Write out the material exactly, leaving every picture behind.

-------- Information supplied --------

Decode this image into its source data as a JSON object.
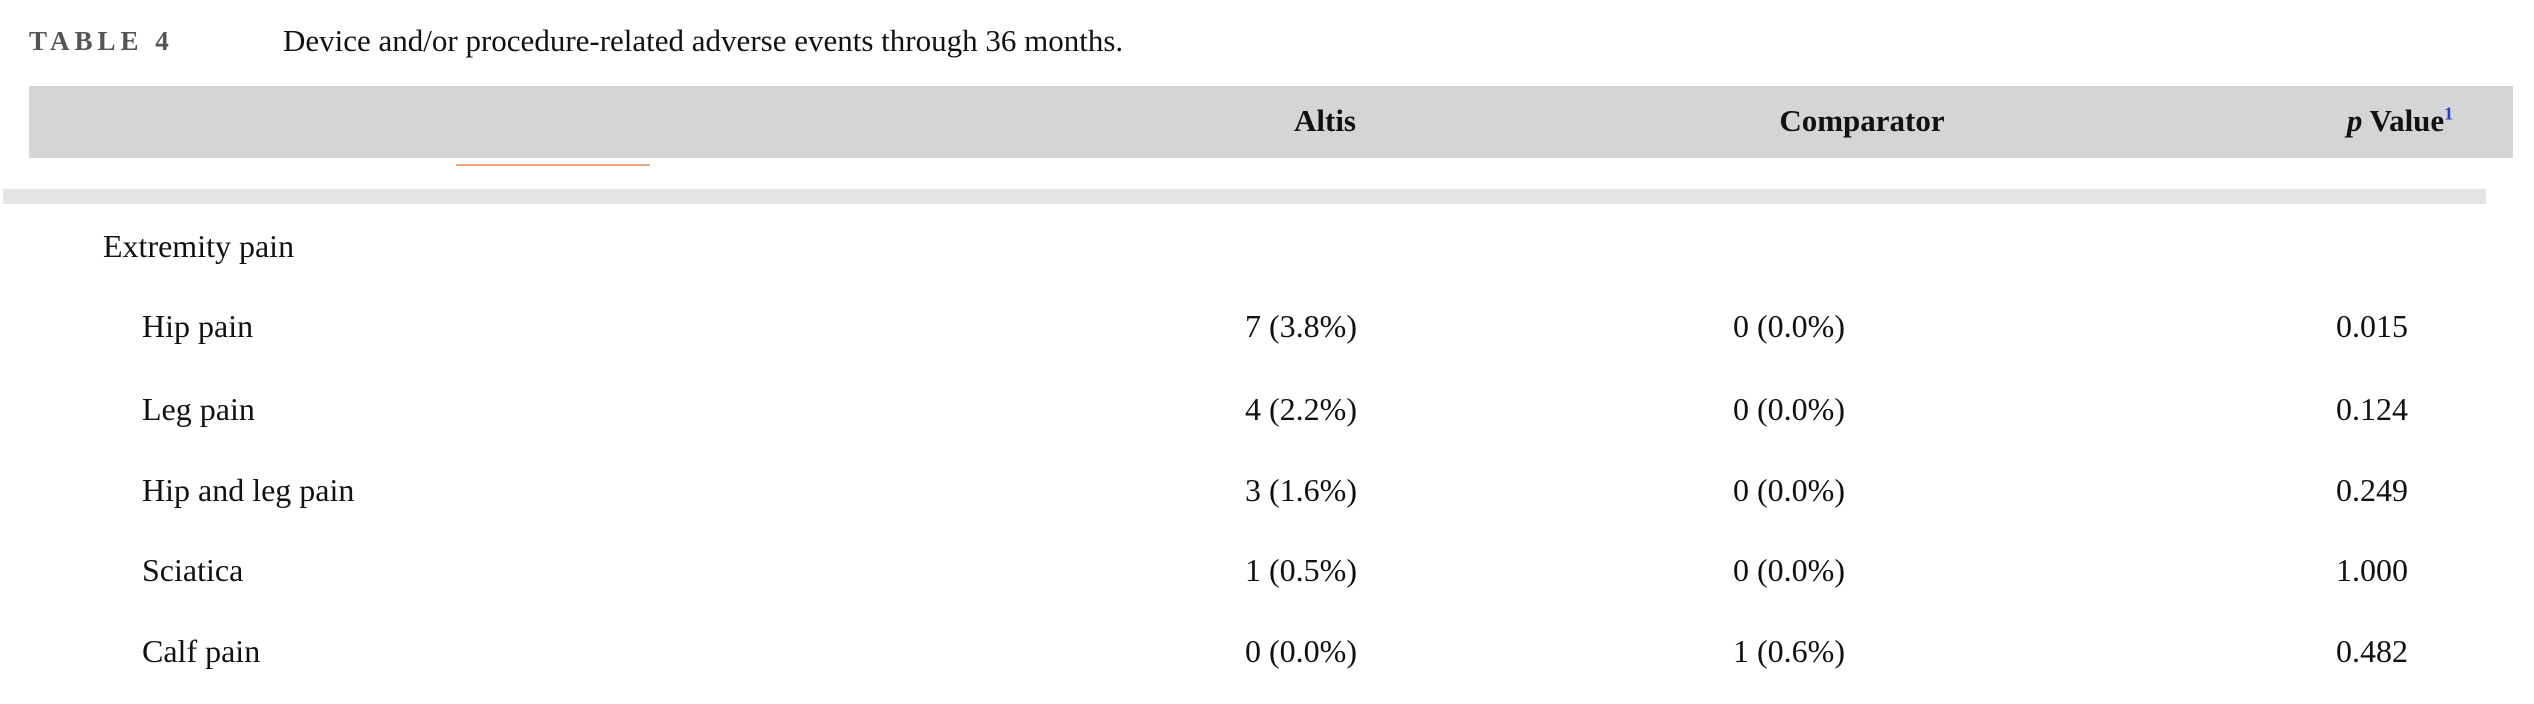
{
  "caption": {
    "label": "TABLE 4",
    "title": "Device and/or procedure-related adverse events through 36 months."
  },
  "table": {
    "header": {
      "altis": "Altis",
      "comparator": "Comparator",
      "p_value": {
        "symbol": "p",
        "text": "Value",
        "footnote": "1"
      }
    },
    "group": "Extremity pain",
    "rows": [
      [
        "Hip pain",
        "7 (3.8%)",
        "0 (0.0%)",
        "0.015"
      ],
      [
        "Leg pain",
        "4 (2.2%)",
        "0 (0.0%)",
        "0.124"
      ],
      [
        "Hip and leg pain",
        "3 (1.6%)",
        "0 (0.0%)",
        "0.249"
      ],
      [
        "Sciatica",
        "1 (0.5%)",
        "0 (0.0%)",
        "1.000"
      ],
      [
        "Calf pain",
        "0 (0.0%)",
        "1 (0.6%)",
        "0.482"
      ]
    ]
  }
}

--------

Task response:
Decode this image into its source data as a JSON object.
{
  "caption": {
    "label": "TABLE 4",
    "title": "Device and/or procedure-related adverse events through 36 months."
  },
  "table": {
    "header": {
      "altis": "Altis",
      "comparator": "Comparator",
      "p_value": {
        "symbol": "p",
        "text": "Value",
        "footnote": "1"
      }
    },
    "group": "Extremity pain",
    "rows": [
      [
        "Hip pain",
        "7 (3.8%)",
        "0 (0.0%)",
        "0.015"
      ],
      [
        "Leg pain",
        "4 (2.2%)",
        "0 (0.0%)",
        "0.124"
      ],
      [
        "Hip and leg pain",
        "3 (1.6%)",
        "0 (0.0%)",
        "0.249"
      ],
      [
        "Sciatica",
        "1 (0.5%)",
        "0 (0.0%)",
        "1.000"
      ],
      [
        "Calf pain",
        "0 (0.0%)",
        "1 (0.6%)",
        "0.482"
      ]
    ]
  }
}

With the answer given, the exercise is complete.